Exercise details ▸
Retype the listing that follows, exactly as written.

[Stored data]
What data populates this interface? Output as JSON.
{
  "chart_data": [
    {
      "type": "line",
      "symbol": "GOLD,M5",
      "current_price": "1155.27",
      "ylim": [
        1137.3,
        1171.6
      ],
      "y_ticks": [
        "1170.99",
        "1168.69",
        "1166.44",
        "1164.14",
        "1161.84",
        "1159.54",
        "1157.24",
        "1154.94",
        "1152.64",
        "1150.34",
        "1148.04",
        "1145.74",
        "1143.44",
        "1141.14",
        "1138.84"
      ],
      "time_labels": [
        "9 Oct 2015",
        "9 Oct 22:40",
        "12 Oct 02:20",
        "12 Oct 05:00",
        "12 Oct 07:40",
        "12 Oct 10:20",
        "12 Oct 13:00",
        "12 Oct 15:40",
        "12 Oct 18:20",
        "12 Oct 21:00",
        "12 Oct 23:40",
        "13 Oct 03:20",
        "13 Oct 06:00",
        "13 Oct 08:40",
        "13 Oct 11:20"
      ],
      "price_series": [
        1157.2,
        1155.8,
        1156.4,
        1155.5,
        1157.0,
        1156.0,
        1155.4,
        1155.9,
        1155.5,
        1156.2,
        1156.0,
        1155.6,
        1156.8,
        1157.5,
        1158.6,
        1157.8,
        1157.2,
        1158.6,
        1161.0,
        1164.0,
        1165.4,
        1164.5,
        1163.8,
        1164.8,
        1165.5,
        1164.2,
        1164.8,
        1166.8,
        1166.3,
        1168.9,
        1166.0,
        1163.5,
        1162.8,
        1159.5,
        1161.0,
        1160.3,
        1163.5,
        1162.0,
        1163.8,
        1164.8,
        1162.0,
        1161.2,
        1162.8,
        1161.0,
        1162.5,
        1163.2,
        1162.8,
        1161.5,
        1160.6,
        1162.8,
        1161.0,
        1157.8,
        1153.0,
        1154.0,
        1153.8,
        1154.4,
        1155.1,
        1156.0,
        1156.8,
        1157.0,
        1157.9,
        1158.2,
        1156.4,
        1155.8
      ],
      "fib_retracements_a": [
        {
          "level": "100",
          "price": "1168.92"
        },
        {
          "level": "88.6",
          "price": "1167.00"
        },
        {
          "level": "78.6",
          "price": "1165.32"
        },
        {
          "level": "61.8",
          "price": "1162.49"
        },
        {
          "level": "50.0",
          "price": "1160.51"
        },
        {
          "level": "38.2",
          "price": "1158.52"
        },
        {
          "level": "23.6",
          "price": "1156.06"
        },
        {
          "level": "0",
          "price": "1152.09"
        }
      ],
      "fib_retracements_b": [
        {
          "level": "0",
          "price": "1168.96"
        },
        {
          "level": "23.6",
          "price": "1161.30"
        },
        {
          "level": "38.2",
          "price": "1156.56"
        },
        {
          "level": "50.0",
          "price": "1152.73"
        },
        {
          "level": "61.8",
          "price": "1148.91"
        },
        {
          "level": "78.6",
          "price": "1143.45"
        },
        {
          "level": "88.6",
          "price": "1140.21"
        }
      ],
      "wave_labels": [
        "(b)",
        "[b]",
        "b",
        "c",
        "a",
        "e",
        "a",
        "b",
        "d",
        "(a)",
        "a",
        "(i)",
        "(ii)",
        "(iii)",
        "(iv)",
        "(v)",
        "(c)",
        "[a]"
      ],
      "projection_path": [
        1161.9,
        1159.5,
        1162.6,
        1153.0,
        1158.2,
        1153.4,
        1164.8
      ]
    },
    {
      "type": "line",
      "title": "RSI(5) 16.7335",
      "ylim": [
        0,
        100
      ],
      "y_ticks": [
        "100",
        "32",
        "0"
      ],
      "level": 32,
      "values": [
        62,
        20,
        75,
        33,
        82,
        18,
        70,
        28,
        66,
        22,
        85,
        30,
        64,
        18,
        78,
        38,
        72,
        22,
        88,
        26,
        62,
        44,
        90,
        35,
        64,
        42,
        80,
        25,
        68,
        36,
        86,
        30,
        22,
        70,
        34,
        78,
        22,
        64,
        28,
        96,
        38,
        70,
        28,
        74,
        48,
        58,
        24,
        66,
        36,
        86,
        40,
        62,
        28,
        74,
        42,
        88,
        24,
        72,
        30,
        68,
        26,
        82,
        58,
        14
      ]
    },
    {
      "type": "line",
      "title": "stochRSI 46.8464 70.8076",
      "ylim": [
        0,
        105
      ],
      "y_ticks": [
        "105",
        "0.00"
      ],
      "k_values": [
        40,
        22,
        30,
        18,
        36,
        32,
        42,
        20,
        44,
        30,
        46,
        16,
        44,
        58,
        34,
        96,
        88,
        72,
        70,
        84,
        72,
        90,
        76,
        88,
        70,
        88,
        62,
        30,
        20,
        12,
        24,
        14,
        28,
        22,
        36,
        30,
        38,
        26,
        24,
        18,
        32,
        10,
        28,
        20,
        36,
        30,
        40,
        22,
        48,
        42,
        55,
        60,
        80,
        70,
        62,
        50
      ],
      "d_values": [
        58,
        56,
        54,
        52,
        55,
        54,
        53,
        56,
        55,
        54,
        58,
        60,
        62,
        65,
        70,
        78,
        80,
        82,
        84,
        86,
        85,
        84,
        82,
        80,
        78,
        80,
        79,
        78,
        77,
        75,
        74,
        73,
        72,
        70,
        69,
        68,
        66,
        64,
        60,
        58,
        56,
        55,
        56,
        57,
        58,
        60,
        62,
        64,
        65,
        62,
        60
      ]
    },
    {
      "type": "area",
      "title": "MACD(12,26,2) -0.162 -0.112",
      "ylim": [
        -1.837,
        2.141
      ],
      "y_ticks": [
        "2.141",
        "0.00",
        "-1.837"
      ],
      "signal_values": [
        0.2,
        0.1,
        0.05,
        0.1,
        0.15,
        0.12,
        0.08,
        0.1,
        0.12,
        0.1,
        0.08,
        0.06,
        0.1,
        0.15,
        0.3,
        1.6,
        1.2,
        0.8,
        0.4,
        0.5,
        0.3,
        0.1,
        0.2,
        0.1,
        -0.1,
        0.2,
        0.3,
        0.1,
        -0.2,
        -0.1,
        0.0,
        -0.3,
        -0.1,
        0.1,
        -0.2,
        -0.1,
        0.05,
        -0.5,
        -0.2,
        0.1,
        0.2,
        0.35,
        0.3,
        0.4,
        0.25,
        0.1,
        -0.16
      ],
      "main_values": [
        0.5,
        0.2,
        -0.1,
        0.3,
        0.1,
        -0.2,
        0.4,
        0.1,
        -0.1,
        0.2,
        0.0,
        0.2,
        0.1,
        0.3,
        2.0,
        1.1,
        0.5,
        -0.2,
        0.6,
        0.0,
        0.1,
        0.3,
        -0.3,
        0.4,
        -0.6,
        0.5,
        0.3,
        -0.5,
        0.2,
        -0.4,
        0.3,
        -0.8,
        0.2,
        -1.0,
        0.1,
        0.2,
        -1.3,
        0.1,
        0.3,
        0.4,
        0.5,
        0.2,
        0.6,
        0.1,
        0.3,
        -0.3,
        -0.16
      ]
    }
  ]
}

Task response ▸
What data populates this interface? Output as JSON.
{
  "chart_data": [
    {
      "type": "line",
      "symbol": "GOLD,M5",
      "current_price": "1155.27",
      "ylim": [
        1137.3,
        1171.6
      ],
      "y_ticks": [
        "1170.99",
        "1168.69",
        "1166.44",
        "1164.14",
        "1161.84",
        "1159.54",
        "1157.24",
        "1154.94",
        "1152.64",
        "1150.34",
        "1148.04",
        "1145.74",
        "1143.44",
        "1141.14",
        "1138.84"
      ],
      "time_labels": [
        "9 Oct 2015",
        "9 Oct 22:40",
        "12 Oct 02:20",
        "12 Oct 05:00",
        "12 Oct 07:40",
        "12 Oct 10:20",
        "12 Oct 13:00",
        "12 Oct 15:40",
        "12 Oct 18:20",
        "12 Oct 21:00",
        "12 Oct 23:40",
        "13 Oct 03:20",
        "13 Oct 06:00",
        "13 Oct 08:40",
        "13 Oct 11:20"
      ],
      "price_series": [
        1157.2,
        1155.8,
        1156.4,
        1155.5,
        1157.0,
        1156.0,
        1155.4,
        1155.9,
        1155.5,
        1156.2,
        1156.0,
        1155.6,
        1156.8,
        1157.5,
        1158.6,
        1157.8,
        1157.2,
        1158.6,
        1161.0,
        1164.0,
        1165.4,
        1164.5,
        1163.8,
        1164.8,
        1165.5,
        1164.2,
        1164.8,
        1166.8,
        1166.3,
        1168.9,
        1166.0,
        1163.5,
        1162.8,
        1159.5,
        1161.0,
        1160.3,
        1163.5,
        1162.0,
        1163.8,
        1164.8,
        1162.0,
        1161.2,
        1162.8,
        1161.0,
        1162.5,
        1163.2,
        1162.8,
        1161.5,
        1160.6,
        1162.8,
        1161.0,
        1157.8,
        1153.0,
        1154.0,
        1153.8,
        1154.4,
        1155.1,
        1156.0,
        1156.8,
        1157.0,
        1157.9,
        1158.2,
        1156.4,
        1155.8
      ],
      "fib_retracements_a": [
        {
          "level": "100",
          "price": "1168.92"
        },
        {
          "level": "88.6",
          "price": "1167.00"
        },
        {
          "level": "78.6",
          "price": "1165.32"
        },
        {
          "level": "61.8",
          "price": "1162.49"
        },
        {
          "level": "50.0",
          "price": "1160.51"
        },
        {
          "level": "38.2",
          "price": "1158.52"
        },
        {
          "level": "23.6",
          "price": "1156.06"
        },
        {
          "level": "0",
          "price": "1152.09"
        }
      ],
      "fib_retracements_b": [
        {
          "level": "0",
          "price": "1168.96"
        },
        {
          "level": "23.6",
          "price": "1161.30"
        },
        {
          "level": "38.2",
          "price": "1156.56"
        },
        {
          "level": "50.0",
          "price": "1152.73"
        },
        {
          "level": "61.8",
          "price": "1148.91"
        },
        {
          "level": "78.6",
          "price": "1143.45"
        },
        {
          "level": "88.6",
          "price": "1140.21"
        }
      ],
      "wave_labels": [
        "(b)",
        "[b]",
        "b",
        "c",
        "a",
        "e",
        "a",
        "b",
        "d",
        "(a)",
        "a",
        "(i)",
        "(ii)",
        "(iii)",
        "(iv)",
        "(v)",
        "(c)",
        "[a]"
      ],
      "projection_path": [
        1161.9,
        1159.5,
        1162.6,
        1153.0,
        1158.2,
        1153.4,
        1164.8
      ]
    },
    {
      "type": "line",
      "title": "RSI(5) 16.7335",
      "ylim": [
        0,
        100
      ],
      "y_ticks": [
        "100",
        "32",
        "0"
      ],
      "level": 32,
      "values": [
        62,
        20,
        75,
        33,
        82,
        18,
        70,
        28,
        66,
        22,
        85,
        30,
        64,
        18,
        78,
        38,
        72,
        22,
        88,
        26,
        62,
        44,
        90,
        35,
        64,
        42,
        80,
        25,
        68,
        36,
        86,
        30,
        22,
        70,
        34,
        78,
        22,
        64,
        28,
        96,
        38,
        70,
        28,
        74,
        48,
        58,
        24,
        66,
        36,
        86,
        40,
        62,
        28,
        74,
        42,
        88,
        24,
        72,
        30,
        68,
        26,
        82,
        58,
        14
      ]
    },
    {
      "type": "line",
      "title": "stochRSI 46.8464 70.8076",
      "ylim": [
        0,
        105
      ],
      "y_ticks": [
        "105",
        "0.00"
      ],
      "k_values": [
        40,
        22,
        30,
        18,
        36,
        32,
        42,
        20,
        44,
        30,
        46,
        16,
        44,
        58,
        34,
        96,
        88,
        72,
        70,
        84,
        72,
        90,
        76,
        88,
        70,
        88,
        62,
        30,
        20,
        12,
        24,
        14,
        28,
        22,
        36,
        30,
        38,
        26,
        24,
        18,
        32,
        10,
        28,
        20,
        36,
        30,
        40,
        22,
        48,
        42,
        55,
        60,
        80,
        70,
        62,
        50
      ],
      "d_values": [
        58,
        56,
        54,
        52,
        55,
        54,
        53,
        56,
        55,
        54,
        58,
        60,
        62,
        65,
        70,
        78,
        80,
        82,
        84,
        86,
        85,
        84,
        82,
        80,
        78,
        80,
        79,
        78,
        77,
        75,
        74,
        73,
        72,
        70,
        69,
        68,
        66,
        64,
        60,
        58,
        56,
        55,
        56,
        57,
        58,
        60,
        62,
        64,
        65,
        62,
        60
      ]
    },
    {
      "type": "area",
      "title": "MACD(12,26,2) -0.162 -0.112",
      "ylim": [
        -1.837,
        2.141
      ],
      "y_ticks": [
        "2.141",
        "0.00",
        "-1.837"
      ],
      "signal_values": [
        0.2,
        0.1,
        0.05,
        0.1,
        0.15,
        0.12,
        0.08,
        0.1,
        0.12,
        0.1,
        0.08,
        0.06,
        0.1,
        0.15,
        0.3,
        1.6,
        1.2,
        0.8,
        0.4,
        0.5,
        0.3,
        0.1,
        0.2,
        0.1,
        -0.1,
        0.2,
        0.3,
        0.1,
        -0.2,
        -0.1,
        0.0,
        -0.3,
        -0.1,
        0.1,
        -0.2,
        -0.1,
        0.05,
        -0.5,
        -0.2,
        0.1,
        0.2,
        0.35,
        0.3,
        0.4,
        0.25,
        0.1,
        -0.16
      ],
      "main_values": [
        0.5,
        0.2,
        -0.1,
        0.3,
        0.1,
        -0.2,
        0.4,
        0.1,
        -0.1,
        0.2,
        0.0,
        0.2,
        0.1,
        0.3,
        2.0,
        1.1,
        0.5,
        -0.2,
        0.6,
        0.0,
        0.1,
        0.3,
        -0.3,
        0.4,
        -0.6,
        0.5,
        0.3,
        -0.5,
        0.2,
        -0.4,
        0.3,
        -0.8,
        0.2,
        -1.0,
        0.1,
        0.2,
        -1.3,
        0.1,
        0.3,
        0.4,
        0.5,
        0.2,
        0.6,
        0.1,
        0.3,
        -0.3,
        -0.16
      ]
    }
  ]
}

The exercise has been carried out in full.